## THE PROBLEM
Set each entry down verbatim, omitting images.

## DATA PROVIDED
━━━━━━

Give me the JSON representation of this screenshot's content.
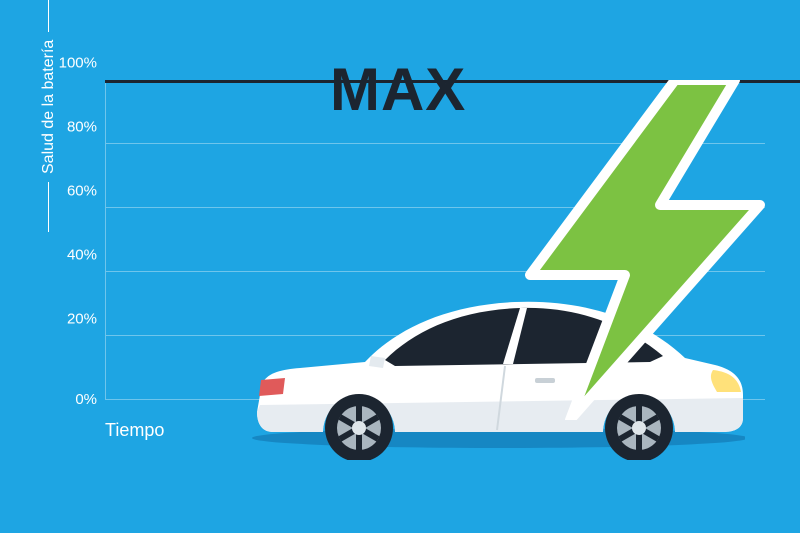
{
  "background_color": "#1ea5e3",
  "chart": {
    "type": "infographic",
    "title": "MAX",
    "title_color": "#1c2530",
    "title_fontsize": 60,
    "title_fontweight": 900,
    "y_axis": {
      "title": "Salud de la batería",
      "title_color": "#ffffff",
      "title_fontsize": 16,
      "min": 0,
      "max": 100,
      "tick_step": 20,
      "ticks": [
        {
          "value": 0,
          "label": "0%"
        },
        {
          "value": 20,
          "label": "20%"
        },
        {
          "value": 40,
          "label": "40%"
        },
        {
          "value": 60,
          "label": "60%"
        },
        {
          "value": 80,
          "label": "80%"
        },
        {
          "value": 100,
          "label": "100%"
        }
      ],
      "tick_label_color": "#ffffff",
      "tick_label_fontsize": 15
    },
    "x_axis": {
      "title": "Tiempo",
      "title_color": "#ffffff",
      "title_fontsize": 18
    },
    "axis_line_color": "#6ec5ec",
    "grid_color": "#6ec5ec",
    "max_line_color": "#1c2530",
    "max_line_width": 3
  },
  "bolt": {
    "fill_color": "#7cc242",
    "outline_color": "#ffffff",
    "outline_width": 10
  },
  "car": {
    "body_color": "#ffffff",
    "body_shadow_color": "#e4eaef",
    "window_color": "#1c2530",
    "wheel_tire_color": "#1c2530",
    "wheel_rim_color": "#aab6bf",
    "wheel_spoke_color": "#1c2530",
    "wheel_hub_color": "#dfe6ea",
    "light_front_color": "#ffe17a",
    "light_rear_color": "#e05a5a",
    "ground_shadow_color": "#1687c3"
  }
}
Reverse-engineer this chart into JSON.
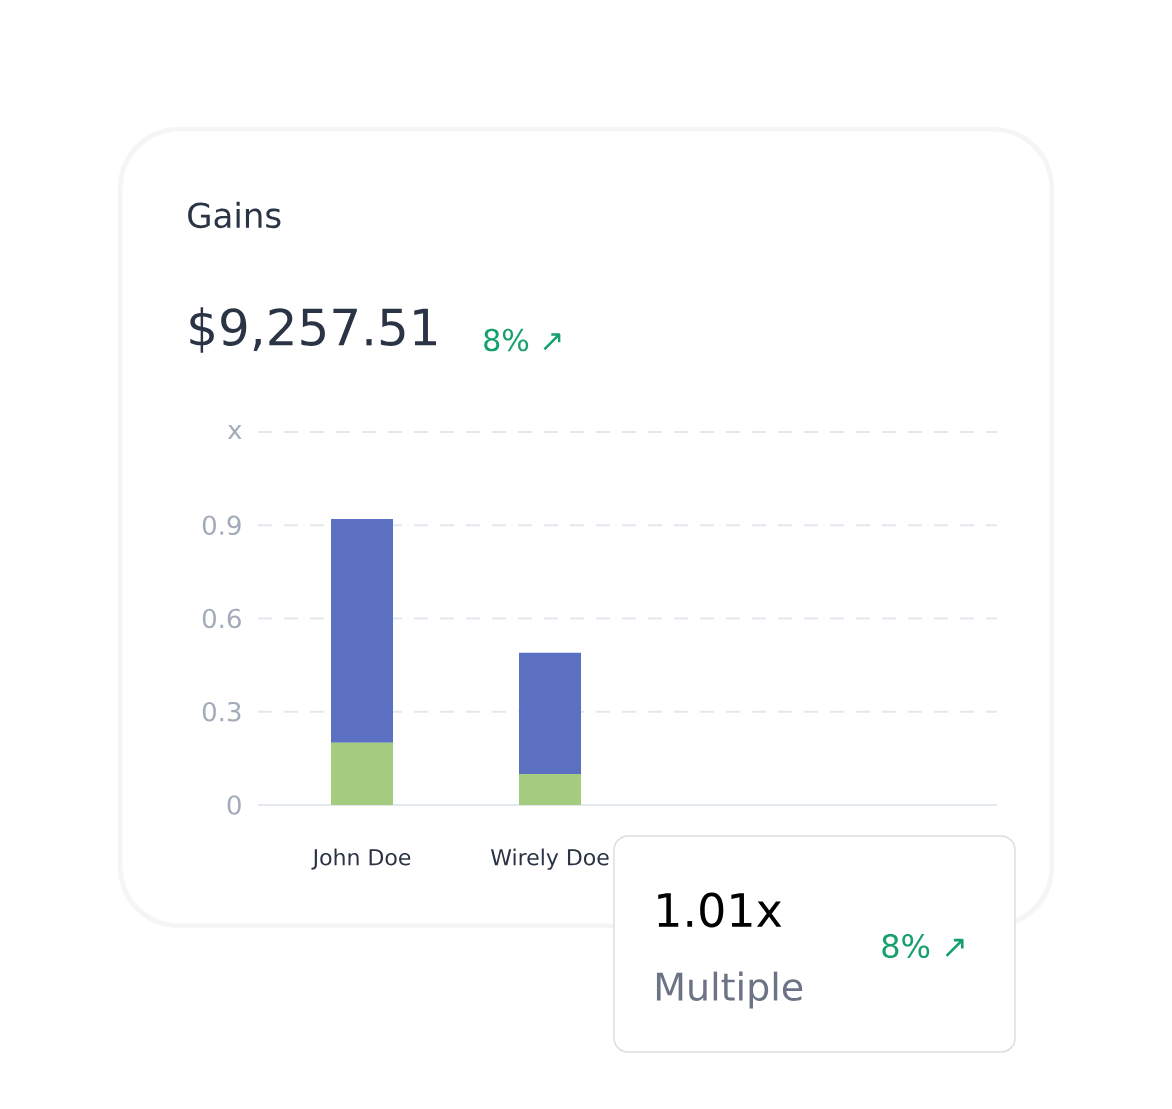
{
  "chart_data": {
    "type": "bar",
    "title": "Gains",
    "annotations": [
      "$9,257.51",
      "8% ↗",
      "1.01x",
      "Multiple",
      "8% ↗"
    ],
    "categories": [
      "John Doe",
      "Wirely Doe",
      null,
      null
    ],
    "stacked": true,
    "series": [
      {
        "color": "#a3cc7e",
        "values": [
          0.2,
          0.1,
          null,
          null
        ]
      },
      {
        "color": "#5b70c1",
        "values": [
          0.72,
          0.39,
          null,
          null
        ]
      }
    ],
    "ylim": [
      0,
      1.2
    ],
    "yticks": [
      0,
      0.3,
      0.6,
      0.9,
      {
        "value": 1.2,
        "label": "x"
      }
    ],
    "grid": "y"
  }
}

━━━━━━

## TASK RESULT
Give me the JSON representation of this screenshot's content.
{
  "background_color": "#1ea5e3",
  "chart": {
    "type": "infographic",
    "title": "MAX",
    "title_color": "#1c2530",
    "title_fontsize": 60,
    "title_fontweight": 900,
    "y_axis": {
      "title": "Salud de la batería",
      "title_color": "#ffffff",
      "title_fontsize": 16,
      "min": 0,
      "max": 100,
      "tick_step": 20,
      "ticks": [
        {
          "value": 0,
          "label": "0%"
        },
        {
          "value": 20,
          "label": "20%"
        },
        {
          "value": 40,
          "label": "40%"
        },
        {
          "value": 60,
          "label": "60%"
        },
        {
          "value": 80,
          "label": "80%"
        },
        {
          "value": 100,
          "label": "100%"
        }
      ],
      "tick_label_color": "#ffffff",
      "tick_label_fontsize": 15
    },
    "x_axis": {
      "title": "Tiempo",
      "title_color": "#ffffff",
      "title_fontsize": 18
    },
    "axis_line_color": "#6ec5ec",
    "grid_color": "#6ec5ec",
    "max_line_color": "#1c2530",
    "max_line_width": 3
  },
  "bolt": {
    "fill_color": "#7cc242",
    "outline_color": "#ffffff",
    "outline_width": 10
  },
  "car": {
    "body_color": "#ffffff",
    "body_shadow_color": "#e4eaef",
    "window_color": "#1c2530",
    "wheel_tire_color": "#1c2530",
    "wheel_rim_color": "#aab6bf",
    "wheel_spoke_color": "#1c2530",
    "wheel_hub_color": "#dfe6ea",
    "light_front_color": "#ffe17a",
    "light_rear_color": "#e05a5a",
    "ground_shadow_color": "#1687c3"
  }
}
Reverse-engineer this chart into JSON.
{
  "chart_data": {
    "type": "bar",
    "title": "Gains",
    "annotations": [
      "$9,257.51",
      "8% ↗",
      "1.01x",
      "Multiple",
      "8% ↗"
    ],
    "categories": [
      "John Doe",
      "Wirely Doe",
      null,
      null
    ],
    "stacked": true,
    "series": [
      {
        "color": "#a3cc7e",
        "values": [
          0.2,
          0.1,
          null,
          null
        ]
      },
      {
        "color": "#5b70c1",
        "values": [
          0.72,
          0.39,
          null,
          null
        ]
      }
    ],
    "ylim": [
      0,
      1.2
    ],
    "yticks": [
      0,
      0.3,
      0.6,
      0.9,
      {
        "value": 1.2,
        "label": "x"
      }
    ],
    "grid": "y"
  }
}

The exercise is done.